**WORK ITEM**
Reproduce word for word the portion of the passage on potato late blight that begins at the words "Even today in" and ends after the words "global social responsibility.".

**SOURCE EXTRACT**
Even today in countries such as Russia, where for many people there is little to eat except potatoes, an epidemic of late blight could be catastrophic. When the blight appeared in the 1990s, yields from some Russian plots were reduced by as much as 70%. In countries where fungicide is affordable and is applied, losses can still be as high as 15%. It has been estimated that in developing countries, where fungicides are out of reach because of cost and difficulties in distribution, the annual toll amounts to billions of dollars. What to do? At a minimum, it is necessary to continue to search for new potato varieties that are resistant to blight and develop more effective fungicides, but more importantly it must be recognized that preventing future famines will require both political will and global social responsibility.

**DATASET EXTRACT**
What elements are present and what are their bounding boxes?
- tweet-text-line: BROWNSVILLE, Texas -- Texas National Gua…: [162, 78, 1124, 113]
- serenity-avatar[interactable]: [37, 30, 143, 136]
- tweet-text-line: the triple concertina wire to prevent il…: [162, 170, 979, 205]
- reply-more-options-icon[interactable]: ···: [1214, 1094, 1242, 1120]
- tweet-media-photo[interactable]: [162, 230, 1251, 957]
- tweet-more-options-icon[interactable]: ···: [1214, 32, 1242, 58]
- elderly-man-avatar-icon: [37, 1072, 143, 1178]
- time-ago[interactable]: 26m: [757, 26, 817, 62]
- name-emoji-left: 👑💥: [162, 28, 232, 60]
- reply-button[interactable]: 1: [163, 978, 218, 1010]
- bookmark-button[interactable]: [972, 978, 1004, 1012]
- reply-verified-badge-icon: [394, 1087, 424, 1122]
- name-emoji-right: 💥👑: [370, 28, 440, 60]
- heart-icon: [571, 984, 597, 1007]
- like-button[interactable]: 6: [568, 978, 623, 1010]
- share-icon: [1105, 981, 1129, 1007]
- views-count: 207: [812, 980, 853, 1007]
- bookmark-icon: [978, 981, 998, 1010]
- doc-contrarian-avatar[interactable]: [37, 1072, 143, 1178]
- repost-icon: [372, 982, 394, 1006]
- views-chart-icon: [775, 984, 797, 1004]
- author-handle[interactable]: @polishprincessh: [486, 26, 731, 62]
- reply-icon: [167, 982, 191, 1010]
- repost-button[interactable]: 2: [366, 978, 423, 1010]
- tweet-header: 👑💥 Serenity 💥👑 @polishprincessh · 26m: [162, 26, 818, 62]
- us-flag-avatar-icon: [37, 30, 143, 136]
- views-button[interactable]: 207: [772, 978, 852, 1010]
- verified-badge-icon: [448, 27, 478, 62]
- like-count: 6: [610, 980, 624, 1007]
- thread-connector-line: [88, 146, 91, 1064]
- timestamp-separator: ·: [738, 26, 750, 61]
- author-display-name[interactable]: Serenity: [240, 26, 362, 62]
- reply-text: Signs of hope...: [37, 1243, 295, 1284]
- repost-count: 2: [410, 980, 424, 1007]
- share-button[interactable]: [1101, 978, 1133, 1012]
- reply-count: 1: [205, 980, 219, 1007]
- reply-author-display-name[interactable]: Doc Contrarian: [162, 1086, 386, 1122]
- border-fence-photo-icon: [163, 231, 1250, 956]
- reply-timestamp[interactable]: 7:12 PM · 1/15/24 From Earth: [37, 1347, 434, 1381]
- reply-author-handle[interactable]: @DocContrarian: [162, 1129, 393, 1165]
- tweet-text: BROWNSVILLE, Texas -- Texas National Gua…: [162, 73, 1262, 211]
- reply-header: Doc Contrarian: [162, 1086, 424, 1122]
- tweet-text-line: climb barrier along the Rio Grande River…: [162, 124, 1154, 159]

**OUTPUT BELOW**
Even today in countries such as Russia, where for many people there is little to eat except potatoes, an epidemic of late blight could be catastrophic. When the blight appeared in the 1990s, yields from some Russian plots were reduced by as much as 70%. In countries where fungicide is affordable and is applied, losses can still be as high as 15%. It has been estimated that in developing countries, where fungicides are out of reach because of cost and difficulties in distribution, the annual toll amounts to billions of dollars. What to do? At a minimum, it is necessary to continue to search for new potato varieties that are resistant to blight and develop more effective fungicides, but more importantly it must be recognized that preventing future famines will require both political will and global social responsibility.